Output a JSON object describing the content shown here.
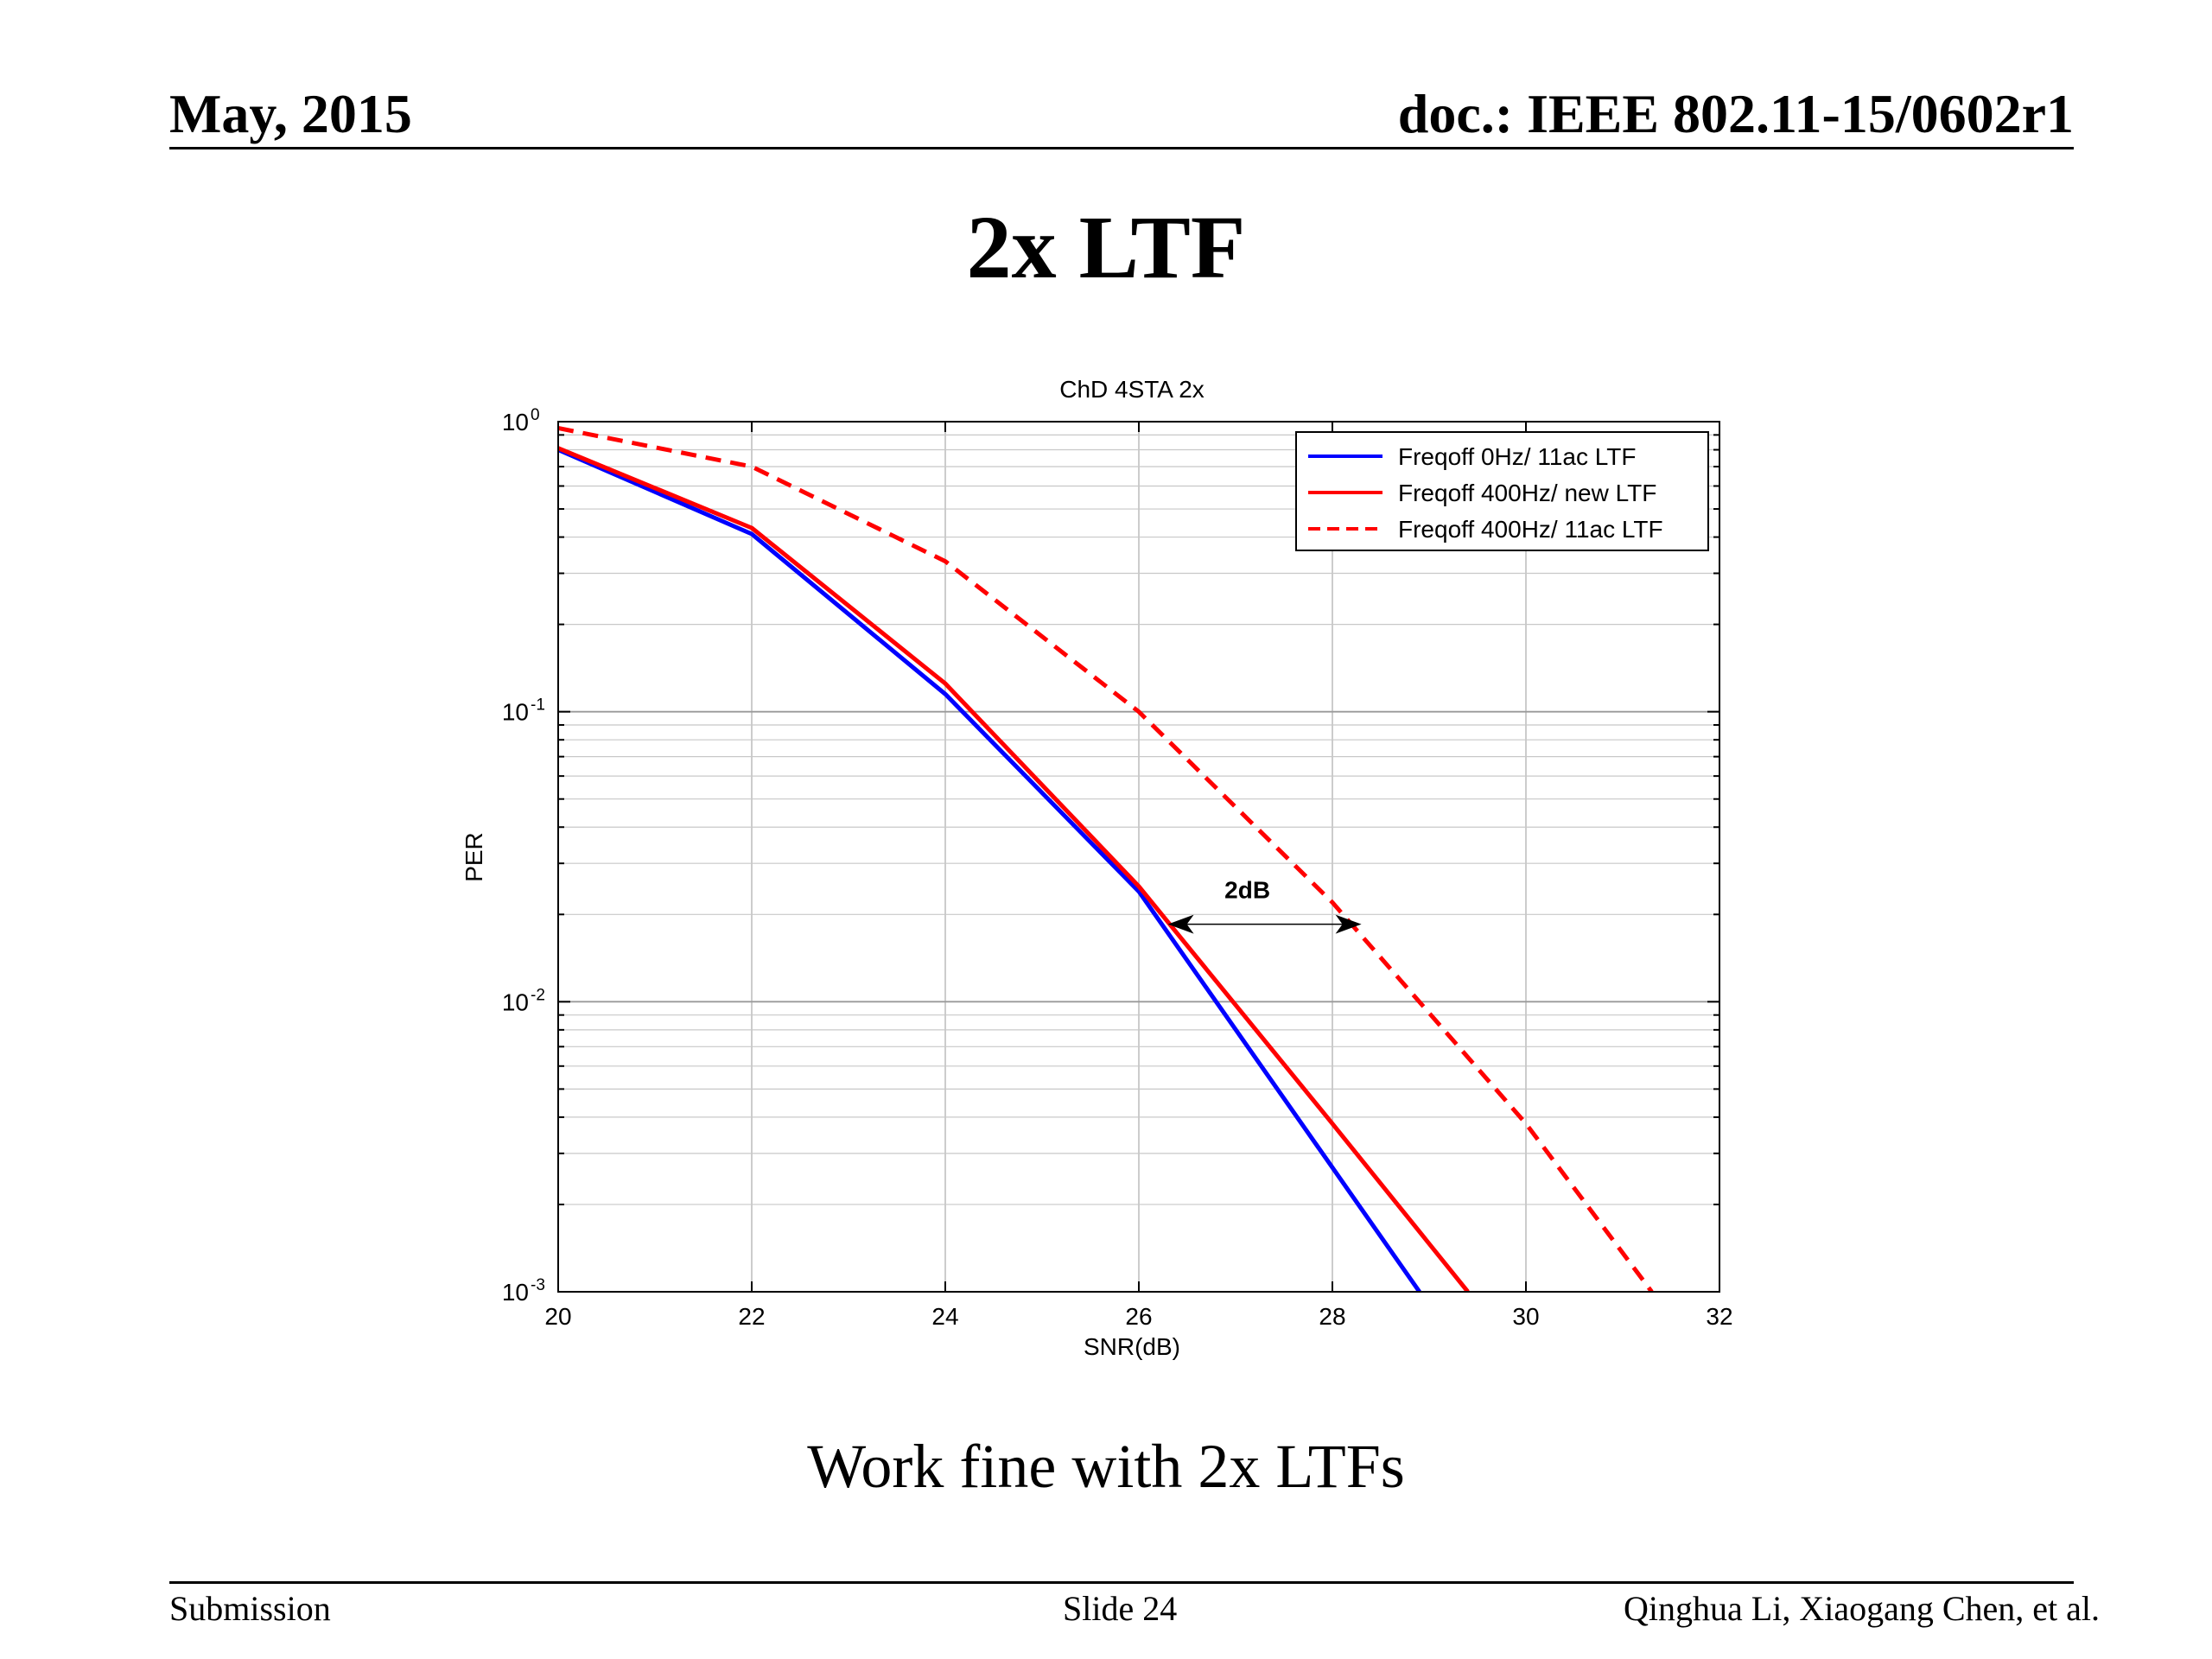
{
  "header": {
    "date": "May, 2015",
    "doc": "doc.: IEEE 802.11-15/0602r1"
  },
  "slide": {
    "title": "2x LTF",
    "caption": "Work fine with 2x LTFs"
  },
  "footer": {
    "left": "Submission",
    "center": "Slide 24",
    "right": "Qinghua Li, Xiaogang Chen, et al."
  },
  "chart_data": {
    "type": "line",
    "title": "ChD 4STA 2x",
    "xlabel": "SNR(dB)",
    "ylabel": "PER",
    "xlim": [
      20,
      32
    ],
    "ylim": [
      0.001,
      1
    ],
    "yscale": "log",
    "grid": true,
    "legend_position": "top-right",
    "x_ticks": [
      "20",
      "22",
      "24",
      "26",
      "28",
      "30",
      "32"
    ],
    "y_ticks": [
      {
        "value": 1,
        "base": "10",
        "exp": "0"
      },
      {
        "value": 0.1,
        "base": "10",
        "exp": "-1"
      },
      {
        "value": 0.01,
        "base": "10",
        "exp": "-2"
      },
      {
        "value": 0.001,
        "base": "10",
        "exp": "-3"
      }
    ],
    "series": [
      {
        "name": "Freqoff 0Hz/ 11ac LTF",
        "color": "#0000ff",
        "dash": "solid",
        "x": [
          20,
          22,
          24,
          26,
          28.9
        ],
        "y": [
          0.8,
          0.41,
          0.115,
          0.024,
          0.001
        ]
      },
      {
        "name": "Freqoff 400Hz/ new LTF",
        "color": "#ff0000",
        "dash": "solid",
        "x": [
          20,
          22,
          24,
          26,
          28,
          29.4
        ],
        "y": [
          0.81,
          0.43,
          0.125,
          0.025,
          0.0038,
          0.001
        ]
      },
      {
        "name": "Freqoff 400Hz/ 11ac LTF",
        "color": "#ff0000",
        "dash": "dashed",
        "x": [
          20,
          22,
          24,
          26,
          28,
          30,
          31.3
        ],
        "y": [
          0.95,
          0.7,
          0.33,
          0.1,
          0.022,
          0.0038,
          0.001
        ]
      }
    ],
    "annotation": {
      "text": "2dB",
      "x_start": 26.3,
      "x_end": 28.3,
      "y": 0.0185
    }
  }
}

• Objective:
Repeat the records above exactly, omitting every picture.

• Answer below:
Output a JSON object describing the content shown here.
{
  "header": {
    "date": "May, 2015",
    "doc": "doc.: IEEE 802.11-15/0602r1"
  },
  "slide": {
    "title": "2x LTF",
    "caption": "Work fine with 2x LTFs"
  },
  "footer": {
    "left": "Submission",
    "center": "Slide 24",
    "right": "Qinghua Li, Xiaogang Chen, et al."
  },
  "chart_data": {
    "type": "line",
    "title": "ChD 4STA 2x",
    "xlabel": "SNR(dB)",
    "ylabel": "PER",
    "xlim": [
      20,
      32
    ],
    "ylim": [
      0.001,
      1
    ],
    "yscale": "log",
    "grid": true,
    "legend_position": "top-right",
    "x_ticks": [
      "20",
      "22",
      "24",
      "26",
      "28",
      "30",
      "32"
    ],
    "y_ticks": [
      {
        "value": 1,
        "base": "10",
        "exp": "0"
      },
      {
        "value": 0.1,
        "base": "10",
        "exp": "-1"
      },
      {
        "value": 0.01,
        "base": "10",
        "exp": "-2"
      },
      {
        "value": 0.001,
        "base": "10",
        "exp": "-3"
      }
    ],
    "series": [
      {
        "name": "Freqoff 0Hz/ 11ac LTF",
        "color": "#0000ff",
        "dash": "solid",
        "x": [
          20,
          22,
          24,
          26,
          28.9
        ],
        "y": [
          0.8,
          0.41,
          0.115,
          0.024,
          0.001
        ]
      },
      {
        "name": "Freqoff 400Hz/ new LTF",
        "color": "#ff0000",
        "dash": "solid",
        "x": [
          20,
          22,
          24,
          26,
          28,
          29.4
        ],
        "y": [
          0.81,
          0.43,
          0.125,
          0.025,
          0.0038,
          0.001
        ]
      },
      {
        "name": "Freqoff 400Hz/ 11ac LTF",
        "color": "#ff0000",
        "dash": "dashed",
        "x": [
          20,
          22,
          24,
          26,
          28,
          30,
          31.3
        ],
        "y": [
          0.95,
          0.7,
          0.33,
          0.1,
          0.022,
          0.0038,
          0.001
        ]
      }
    ],
    "annotation": {
      "text": "2dB",
      "x_start": 26.3,
      "x_end": 28.3,
      "y": 0.0185
    }
  }
}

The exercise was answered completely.